[Saved data entries]

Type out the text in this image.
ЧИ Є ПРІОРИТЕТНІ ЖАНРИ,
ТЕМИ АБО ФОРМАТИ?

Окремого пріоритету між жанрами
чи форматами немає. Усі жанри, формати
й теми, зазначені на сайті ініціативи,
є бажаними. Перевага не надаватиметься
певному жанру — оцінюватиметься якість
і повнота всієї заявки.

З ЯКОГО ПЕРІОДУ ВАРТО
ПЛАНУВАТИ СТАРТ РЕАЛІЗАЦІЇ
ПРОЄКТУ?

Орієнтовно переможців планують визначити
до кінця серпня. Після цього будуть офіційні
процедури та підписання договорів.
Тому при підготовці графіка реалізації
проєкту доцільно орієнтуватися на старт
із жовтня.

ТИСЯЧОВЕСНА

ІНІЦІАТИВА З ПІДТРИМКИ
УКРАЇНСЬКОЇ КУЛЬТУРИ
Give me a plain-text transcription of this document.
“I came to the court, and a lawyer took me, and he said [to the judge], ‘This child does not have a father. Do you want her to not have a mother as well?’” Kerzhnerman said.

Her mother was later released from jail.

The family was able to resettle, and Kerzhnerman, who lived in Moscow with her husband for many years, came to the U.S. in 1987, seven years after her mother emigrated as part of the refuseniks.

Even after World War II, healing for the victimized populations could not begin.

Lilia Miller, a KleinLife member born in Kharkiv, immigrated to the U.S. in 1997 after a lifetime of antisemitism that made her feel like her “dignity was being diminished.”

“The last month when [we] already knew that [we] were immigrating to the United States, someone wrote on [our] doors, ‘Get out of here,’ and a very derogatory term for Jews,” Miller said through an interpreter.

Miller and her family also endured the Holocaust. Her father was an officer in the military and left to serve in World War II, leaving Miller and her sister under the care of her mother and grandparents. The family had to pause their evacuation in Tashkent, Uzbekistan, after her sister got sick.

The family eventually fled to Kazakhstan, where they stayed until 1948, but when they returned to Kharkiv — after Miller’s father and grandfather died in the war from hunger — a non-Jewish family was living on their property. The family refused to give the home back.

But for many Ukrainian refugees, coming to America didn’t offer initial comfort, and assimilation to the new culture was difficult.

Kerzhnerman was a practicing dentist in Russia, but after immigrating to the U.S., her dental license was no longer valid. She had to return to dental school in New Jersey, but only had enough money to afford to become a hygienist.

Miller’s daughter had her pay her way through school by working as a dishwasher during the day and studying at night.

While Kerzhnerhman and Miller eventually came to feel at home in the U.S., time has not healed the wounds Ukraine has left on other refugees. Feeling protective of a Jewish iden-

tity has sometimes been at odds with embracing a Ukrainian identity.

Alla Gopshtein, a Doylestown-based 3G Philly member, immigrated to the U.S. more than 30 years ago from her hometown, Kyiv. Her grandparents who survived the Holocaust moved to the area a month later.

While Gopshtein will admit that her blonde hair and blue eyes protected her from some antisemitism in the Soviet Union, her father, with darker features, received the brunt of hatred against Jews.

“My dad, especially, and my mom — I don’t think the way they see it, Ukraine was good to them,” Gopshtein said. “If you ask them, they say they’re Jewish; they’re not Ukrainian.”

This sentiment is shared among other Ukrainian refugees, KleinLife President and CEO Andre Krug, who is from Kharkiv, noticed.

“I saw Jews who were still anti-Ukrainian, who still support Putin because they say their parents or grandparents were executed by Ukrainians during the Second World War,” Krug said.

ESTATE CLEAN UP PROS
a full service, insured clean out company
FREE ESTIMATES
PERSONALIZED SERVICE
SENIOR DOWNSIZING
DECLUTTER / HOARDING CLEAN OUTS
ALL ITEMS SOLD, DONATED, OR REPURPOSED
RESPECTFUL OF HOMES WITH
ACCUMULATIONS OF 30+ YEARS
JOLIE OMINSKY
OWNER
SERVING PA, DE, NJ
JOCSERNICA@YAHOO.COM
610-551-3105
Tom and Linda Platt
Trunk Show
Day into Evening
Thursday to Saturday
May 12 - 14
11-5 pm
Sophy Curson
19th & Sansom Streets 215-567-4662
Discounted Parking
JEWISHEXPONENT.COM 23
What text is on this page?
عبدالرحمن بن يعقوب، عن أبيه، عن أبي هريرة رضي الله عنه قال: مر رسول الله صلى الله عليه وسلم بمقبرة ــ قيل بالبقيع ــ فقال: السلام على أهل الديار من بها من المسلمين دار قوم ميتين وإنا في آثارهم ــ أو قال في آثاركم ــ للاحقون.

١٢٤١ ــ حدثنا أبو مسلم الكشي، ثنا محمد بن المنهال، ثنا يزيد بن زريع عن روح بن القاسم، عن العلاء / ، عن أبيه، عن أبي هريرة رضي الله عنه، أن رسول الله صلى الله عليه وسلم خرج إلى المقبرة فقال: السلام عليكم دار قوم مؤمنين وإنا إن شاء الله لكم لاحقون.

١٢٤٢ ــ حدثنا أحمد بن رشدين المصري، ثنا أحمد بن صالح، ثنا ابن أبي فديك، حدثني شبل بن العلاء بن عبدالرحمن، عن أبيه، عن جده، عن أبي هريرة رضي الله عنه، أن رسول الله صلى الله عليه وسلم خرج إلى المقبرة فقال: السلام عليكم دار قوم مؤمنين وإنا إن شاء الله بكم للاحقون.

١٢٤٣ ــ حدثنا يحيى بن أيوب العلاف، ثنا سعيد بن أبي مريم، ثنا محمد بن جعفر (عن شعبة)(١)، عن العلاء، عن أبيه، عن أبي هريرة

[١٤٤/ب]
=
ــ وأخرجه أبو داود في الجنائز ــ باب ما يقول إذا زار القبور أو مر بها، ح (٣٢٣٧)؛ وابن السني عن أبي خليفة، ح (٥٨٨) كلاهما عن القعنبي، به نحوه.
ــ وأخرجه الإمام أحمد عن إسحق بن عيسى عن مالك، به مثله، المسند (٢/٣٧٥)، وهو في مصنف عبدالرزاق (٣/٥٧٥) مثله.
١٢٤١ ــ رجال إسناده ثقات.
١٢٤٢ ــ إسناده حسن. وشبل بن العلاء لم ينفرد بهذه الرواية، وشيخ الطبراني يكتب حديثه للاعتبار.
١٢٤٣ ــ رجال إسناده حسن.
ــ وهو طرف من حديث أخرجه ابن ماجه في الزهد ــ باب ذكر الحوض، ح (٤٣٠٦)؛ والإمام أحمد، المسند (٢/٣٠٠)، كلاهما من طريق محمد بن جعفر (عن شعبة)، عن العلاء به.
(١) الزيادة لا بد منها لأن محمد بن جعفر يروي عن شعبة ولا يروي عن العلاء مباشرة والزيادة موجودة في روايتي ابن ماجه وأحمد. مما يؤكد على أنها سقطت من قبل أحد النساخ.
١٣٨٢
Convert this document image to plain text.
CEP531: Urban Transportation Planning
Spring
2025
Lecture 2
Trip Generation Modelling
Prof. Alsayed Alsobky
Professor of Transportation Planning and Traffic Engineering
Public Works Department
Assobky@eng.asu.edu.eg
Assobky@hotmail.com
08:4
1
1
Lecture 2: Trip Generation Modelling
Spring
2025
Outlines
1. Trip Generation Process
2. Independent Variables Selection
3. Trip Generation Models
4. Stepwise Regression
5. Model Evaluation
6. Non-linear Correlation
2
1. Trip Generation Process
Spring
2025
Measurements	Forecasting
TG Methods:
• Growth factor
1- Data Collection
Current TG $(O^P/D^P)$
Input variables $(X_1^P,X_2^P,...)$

What the task requires
Set down the entries above again, word for word.

Answer
Type out the text in this image.
ЧИ Є ПРІОРИТЕТНІ ЖАНРИ,
ТЕМИ АБО ФОРМАТИ?

Окремого пріоритету між жанрами
чи форматами немає. Усі жанри, формати
й теми, зазначені на сайті ініціативи,
є бажаними. Перевага не надаватиметься
певному жанру — оцінюватиметься якість
і повнота всієї заявки.

З ЯКОГО ПЕРІОДУ ВАРТО
ПЛАНУВАТИ СТАРТ РЕАЛІЗАЦІЇ
ПРОЄКТУ?

Орієнтовно переможців планують визначити
до кінця серпня. Після цього будуть офіційні
процедури та підписання договорів.
Тому при підготовці графіка реалізації
проєкту доцільно орієнтуватися на старт
із жовтня.

ТИСЯЧОВЕСНА

ІНІЦІАТИВА З ПІДТРИМКИ
УКРАЇНСЬКОЇ КУЛЬТУРИ
Give me a plain-text transcription of this document.
“I came to the court, and a lawyer took me, and he said [to the judge], ‘This child does not have a father. Do you want her to not have a mother as well?’” Kerzhnerman said.

Her mother was later released from jail.

The family was able to resettle, and Kerzhnerman, who lived in Moscow with her husband for many years, came to the U.S. in 1987, seven years after her mother emigrated as part of the refuseniks.

Even after World War II, healing for the victimized populations could not begin.

Lilia Miller, a KleinLife member born in Kharkiv, immigrated to the U.S. in 1997 after a lifetime of antisemitism that made her feel like her “dignity was being diminished.”

“The last month when [we] already knew that [we] were immigrating to the United States, someone wrote on [our] doors, ‘Get out of here,’ and a very derogatory term for Jews,” Miller said through an interpreter.

Miller and her family also endured the Holocaust. Her father was an officer in the military and left to serve in World War II, leaving Miller and her sister under the care of her mother and grandparents. The family had to pause their evacuation in Tashkent, Uzbekistan, after her sister got sick.

The family eventually fled to Kazakhstan, where they stayed until 1948, but when they returned to Kharkiv — after Miller’s father and grandfather died in the war from hunger — a non-Jewish family was living on their property. The family refused to give the home back.

But for many Ukrainian refugees, coming to America didn’t offer initial comfort, and assimilation to the new culture was difficult.

Kerzhnerman was a practicing dentist in Russia, but after immigrating to the U.S., her dental license was no longer valid. She had to return to dental school in New Jersey, but only had enough money to afford to become a hygienist.

Miller’s daughter had her pay her way through school by working as a dishwasher during the day and studying at night.

While Kerzhnerhman and Miller eventually came to feel at home in the U.S., time has not healed the wounds Ukraine has left on other refugees. Feeling protective of a Jewish iden-

tity has sometimes been at odds with embracing a Ukrainian identity.

Alla Gopshtein, a Doylestown-based 3G Philly member, immigrated to the U.S. more than 30 years ago from her hometown, Kyiv. Her grandparents who survived the Holocaust moved to the area a month later.

While Gopshtein will admit that her blonde hair and blue eyes protected her from some antisemitism in the Soviet Union, her father, with darker features, received the brunt of hatred against Jews.

“My dad, especially, and my mom — I don’t think the way they see it, Ukraine was good to them,” Gopshtein said. “If you ask them, they say they’re Jewish; they’re not Ukrainian.”

This sentiment is shared among other Ukrainian refugees, KleinLife President and CEO Andre Krug, who is from Kharkiv, noticed.

“I saw Jews who were still anti-Ukrainian, who still support Putin because they say their parents or grandparents were executed by Ukrainians during the Second World War,” Krug said.

ESTATE CLEAN UP PROS
a full service, insured clean out company
FREE ESTIMATES
PERSONALIZED SERVICE
SENIOR DOWNSIZING
DECLUTTER / HOARDING CLEAN OUTS
ALL ITEMS SOLD, DONATED, OR REPURPOSED
RESPECTFUL OF HOMES WITH
ACCUMULATIONS OF 30+ YEARS
JOLIE OMINSKY
OWNER
SERVING PA, DE, NJ
JOCSERNICA@YAHOO.COM
610-551-3105
Tom and Linda Platt
Trunk Show
Day into Evening
Thursday to Saturday
May 12 - 14
11-5 pm
Sophy Curson
19th & Sansom Streets 215-567-4662
Discounted Parking
JEWISHEXPONENT.COM 23
What text is on this page?
عبدالرحمن بن يعقوب، عن أبيه، عن أبي هريرة رضي الله عنه قال: مر رسول الله صلى الله عليه وسلم بمقبرة ــ قيل بالبقيع ــ فقال: السلام على أهل الديار من بها من المسلمين دار قوم ميتين وإنا في آثارهم ــ أو قال في آثاركم ــ للاحقون.

١٢٤١ ــ حدثنا أبو مسلم الكشي، ثنا محمد بن المنهال، ثنا يزيد بن زريع عن روح بن القاسم، عن العلاء / ، عن أبيه، عن أبي هريرة رضي الله عنه، أن رسول الله صلى الله عليه وسلم خرج إلى المقبرة فقال: السلام عليكم دار قوم مؤمنين وإنا إن شاء الله لكم لاحقون.

١٢٤٢ ــ حدثنا أحمد بن رشدين المصري، ثنا أحمد بن صالح، ثنا ابن أبي فديك، حدثني شبل بن العلاء بن عبدالرحمن، عن أبيه، عن جده، عن أبي هريرة رضي الله عنه، أن رسول الله صلى الله عليه وسلم خرج إلى المقبرة فقال: السلام عليكم دار قوم مؤمنين وإنا إن شاء الله بكم للاحقون.

١٢٤٣ ــ حدثنا يحيى بن أيوب العلاف، ثنا سعيد بن أبي مريم، ثنا محمد بن جعفر (عن شعبة)(١)، عن العلاء، عن أبيه، عن أبي هريرة

[١٤٤/ب]
=
ــ وأخرجه أبو داود في الجنائز ــ باب ما يقول إذا زار القبور أو مر بها، ح (٣٢٣٧)؛ وابن السني عن أبي خليفة، ح (٥٨٨) كلاهما عن القعنبي، به نحوه.
ــ وأخرجه الإمام أحمد عن إسحق بن عيسى عن مالك، به مثله، المسند (٢/٣٧٥)، وهو في مصنف عبدالرزاق (٣/٥٧٥) مثله.
١٢٤١ ــ رجال إسناده ثقات.
١٢٤٢ ــ إسناده حسن. وشبل بن العلاء لم ينفرد بهذه الرواية، وشيخ الطبراني يكتب حديثه للاعتبار.
١٢٤٣ ــ رجال إسناده حسن.
ــ وهو طرف من حديث أخرجه ابن ماجه في الزهد ــ باب ذكر الحوض، ح (٤٣٠٦)؛ والإمام أحمد، المسند (٢/٣٠٠)، كلاهما من طريق محمد بن جعفر (عن شعبة)، عن العلاء به.
(١) الزيادة لا بد منها لأن محمد بن جعفر يروي عن شعبة ولا يروي عن العلاء مباشرة والزيادة موجودة في روايتي ابن ماجه وأحمد. مما يؤكد على أنها سقطت من قبل أحد النساخ.
١٣٨٢
Convert this document image to plain text.
CEP531: Urban Transportation Planning
Spring
2025
Lecture 2
Trip Generation Modelling
Prof. Alsayed Alsobky
Professor of Transportation Planning and Traffic Engineering
Public Works Department
Assobky@eng.asu.edu.eg
Assobky@hotmail.com
08:4
1
1
Lecture 2: Trip Generation Modelling
Spring
2025
Outlines
1. Trip Generation Process
2. Independent Variables Selection
3. Trip Generation Models
4. Stepwise Regression
5. Model Evaluation
6. Non-linear Correlation
2
1. Trip Generation Process
Spring
2025
Measurements	Forecasting
TG Methods:
• Growth factor
1- Data Collection
Current TG $(O^P/D^P)$
Input variables $(X_1^P,X_2^P,...)$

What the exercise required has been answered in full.